PROBLEM DETAILS – Write out the entries again exactly as they are given.

Saved entries –
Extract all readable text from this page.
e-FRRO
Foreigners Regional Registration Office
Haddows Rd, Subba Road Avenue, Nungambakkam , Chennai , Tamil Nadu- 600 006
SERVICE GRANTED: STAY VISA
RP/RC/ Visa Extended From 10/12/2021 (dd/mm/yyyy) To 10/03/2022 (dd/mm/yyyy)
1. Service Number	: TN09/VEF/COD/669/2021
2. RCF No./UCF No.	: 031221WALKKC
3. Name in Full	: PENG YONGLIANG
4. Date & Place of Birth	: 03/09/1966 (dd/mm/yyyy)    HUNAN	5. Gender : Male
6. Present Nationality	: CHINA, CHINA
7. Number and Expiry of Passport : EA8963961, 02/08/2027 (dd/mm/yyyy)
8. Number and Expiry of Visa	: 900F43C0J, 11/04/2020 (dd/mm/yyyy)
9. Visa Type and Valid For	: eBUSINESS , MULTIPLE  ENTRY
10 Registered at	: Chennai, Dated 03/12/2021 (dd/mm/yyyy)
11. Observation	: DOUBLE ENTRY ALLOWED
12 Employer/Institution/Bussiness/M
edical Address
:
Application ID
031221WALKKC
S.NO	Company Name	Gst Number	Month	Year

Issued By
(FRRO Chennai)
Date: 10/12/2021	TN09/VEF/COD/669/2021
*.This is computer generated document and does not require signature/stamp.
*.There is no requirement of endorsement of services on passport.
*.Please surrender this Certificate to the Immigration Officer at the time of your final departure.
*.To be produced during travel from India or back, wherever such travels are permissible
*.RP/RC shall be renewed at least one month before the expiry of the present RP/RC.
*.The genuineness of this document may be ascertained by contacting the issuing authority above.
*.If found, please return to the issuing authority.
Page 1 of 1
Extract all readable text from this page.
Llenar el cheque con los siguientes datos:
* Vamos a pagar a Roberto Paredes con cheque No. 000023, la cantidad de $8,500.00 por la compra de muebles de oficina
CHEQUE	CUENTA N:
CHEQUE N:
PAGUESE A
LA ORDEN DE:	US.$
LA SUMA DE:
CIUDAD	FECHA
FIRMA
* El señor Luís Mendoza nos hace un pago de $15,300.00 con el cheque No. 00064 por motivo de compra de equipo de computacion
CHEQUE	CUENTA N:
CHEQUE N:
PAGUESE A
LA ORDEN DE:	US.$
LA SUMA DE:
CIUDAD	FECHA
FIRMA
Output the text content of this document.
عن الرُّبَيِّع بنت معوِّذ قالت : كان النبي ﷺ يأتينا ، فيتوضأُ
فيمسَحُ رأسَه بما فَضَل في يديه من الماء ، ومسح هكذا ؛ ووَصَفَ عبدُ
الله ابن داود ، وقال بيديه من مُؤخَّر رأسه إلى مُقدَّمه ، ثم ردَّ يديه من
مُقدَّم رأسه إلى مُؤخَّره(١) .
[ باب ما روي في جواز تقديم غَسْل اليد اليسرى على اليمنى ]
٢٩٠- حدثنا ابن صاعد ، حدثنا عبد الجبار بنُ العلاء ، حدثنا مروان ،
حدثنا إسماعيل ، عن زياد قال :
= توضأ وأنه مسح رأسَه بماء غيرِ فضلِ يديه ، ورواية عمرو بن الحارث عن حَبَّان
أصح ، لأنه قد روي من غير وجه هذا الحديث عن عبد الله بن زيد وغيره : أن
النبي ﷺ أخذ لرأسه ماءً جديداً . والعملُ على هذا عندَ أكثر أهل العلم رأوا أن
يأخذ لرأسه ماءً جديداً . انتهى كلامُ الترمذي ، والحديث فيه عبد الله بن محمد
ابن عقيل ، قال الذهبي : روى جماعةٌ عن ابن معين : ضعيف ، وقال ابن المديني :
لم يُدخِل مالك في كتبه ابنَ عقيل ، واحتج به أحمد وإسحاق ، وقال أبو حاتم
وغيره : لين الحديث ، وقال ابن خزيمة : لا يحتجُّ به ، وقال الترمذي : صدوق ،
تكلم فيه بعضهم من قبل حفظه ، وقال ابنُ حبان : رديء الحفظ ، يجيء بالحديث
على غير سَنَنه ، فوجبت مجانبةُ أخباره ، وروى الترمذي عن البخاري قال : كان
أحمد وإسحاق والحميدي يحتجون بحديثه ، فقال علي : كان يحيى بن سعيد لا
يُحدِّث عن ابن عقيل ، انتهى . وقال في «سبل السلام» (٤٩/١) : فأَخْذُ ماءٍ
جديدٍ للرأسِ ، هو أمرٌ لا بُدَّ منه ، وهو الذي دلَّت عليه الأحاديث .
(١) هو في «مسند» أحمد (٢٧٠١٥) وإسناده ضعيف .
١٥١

RESULT –
Extract all readable text from this page.
e-FRRO
Foreigners Regional Registration Office
Haddows Rd, Subba Road Avenue, Nungambakkam , Chennai , Tamil Nadu- 600 006
SERVICE GRANTED: STAY VISA
RP/RC/ Visa Extended From 10/12/2021 (dd/mm/yyyy) To 10/03/2022 (dd/mm/yyyy)
1. Service Number	: TN09/VEF/COD/669/2021
2. RCF No./UCF No.	: 031221WALKKC
3. Name in Full	: PENG YONGLIANG
4. Date & Place of Birth	: 03/09/1966 (dd/mm/yyyy)    HUNAN	5. Gender : Male
6. Present Nationality	: CHINA, CHINA
7. Number and Expiry of Passport : EA8963961, 02/08/2027 (dd/mm/yyyy)
8. Number and Expiry of Visa	: 900F43C0J, 11/04/2020 (dd/mm/yyyy)
9. Visa Type and Valid For	: eBUSINESS , MULTIPLE  ENTRY
10 Registered at	: Chennai, Dated 03/12/2021 (dd/mm/yyyy)
11. Observation	: DOUBLE ENTRY ALLOWED
12 Employer/Institution/Bussiness/M
edical Address
:
Application ID
031221WALKKC
S.NO	Company Name	Gst Number	Month	Year

Issued By
(FRRO Chennai)
Date: 10/12/2021	TN09/VEF/COD/669/2021
*.This is computer generated document and does not require signature/stamp.
*.There is no requirement of endorsement of services on passport.
*.Please surrender this Certificate to the Immigration Officer at the time of your final departure.
*.To be produced during travel from India or back, wherever such travels are permissible
*.RP/RC shall be renewed at least one month before the expiry of the present RP/RC.
*.The genuineness of this document may be ascertained by contacting the issuing authority above.
*.If found, please return to the issuing authority.
Page 1 of 1
Extract all readable text from this page.
Llenar el cheque con los siguientes datos:
* Vamos a pagar a Roberto Paredes con cheque No. 000023, la cantidad de $8,500.00 por la compra de muebles de oficina
CHEQUE	CUENTA N:
CHEQUE N:
PAGUESE A
LA ORDEN DE:	US.$
LA SUMA DE:
CIUDAD	FECHA
FIRMA
* El señor Luís Mendoza nos hace un pago de $15,300.00 con el cheque No. 00064 por motivo de compra de equipo de computacion
CHEQUE	CUENTA N:
CHEQUE N:
PAGUESE A
LA ORDEN DE:	US.$
LA SUMA DE:
CIUDAD	FECHA
FIRMA
Output the text content of this document.
عن الرُّبَيِّع بنت معوِّذ قالت : كان النبي ﷺ يأتينا ، فيتوضأُ
فيمسَحُ رأسَه بما فَضَل في يديه من الماء ، ومسح هكذا ؛ ووَصَفَ عبدُ
الله ابن داود ، وقال بيديه من مُؤخَّر رأسه إلى مُقدَّمه ، ثم ردَّ يديه من
مُقدَّم رأسه إلى مُؤخَّره(١) .
[ باب ما روي في جواز تقديم غَسْل اليد اليسرى على اليمنى ]
٢٩٠- حدثنا ابن صاعد ، حدثنا عبد الجبار بنُ العلاء ، حدثنا مروان ،
حدثنا إسماعيل ، عن زياد قال :
= توضأ وأنه مسح رأسَه بماء غيرِ فضلِ يديه ، ورواية عمرو بن الحارث عن حَبَّان
أصح ، لأنه قد روي من غير وجه هذا الحديث عن عبد الله بن زيد وغيره : أن
النبي ﷺ أخذ لرأسه ماءً جديداً . والعملُ على هذا عندَ أكثر أهل العلم رأوا أن
يأخذ لرأسه ماءً جديداً . انتهى كلامُ الترمذي ، والحديث فيه عبد الله بن محمد
ابن عقيل ، قال الذهبي : روى جماعةٌ عن ابن معين : ضعيف ، وقال ابن المديني :
لم يُدخِل مالك في كتبه ابنَ عقيل ، واحتج به أحمد وإسحاق ، وقال أبو حاتم
وغيره : لين الحديث ، وقال ابن خزيمة : لا يحتجُّ به ، وقال الترمذي : صدوق ،
تكلم فيه بعضهم من قبل حفظه ، وقال ابنُ حبان : رديء الحفظ ، يجيء بالحديث
على غير سَنَنه ، فوجبت مجانبةُ أخباره ، وروى الترمذي عن البخاري قال : كان
أحمد وإسحاق والحميدي يحتجون بحديثه ، فقال علي : كان يحيى بن سعيد لا
يُحدِّث عن ابن عقيل ، انتهى . وقال في «سبل السلام» (٤٩/١) : فأَخْذُ ماءٍ
جديدٍ للرأسِ ، هو أمرٌ لا بُدَّ منه ، وهو الذي دلَّت عليه الأحاديث .
(١) هو في «مسند» أحمد (٢٧٠١٥) وإسناده ضعيف .
١٥١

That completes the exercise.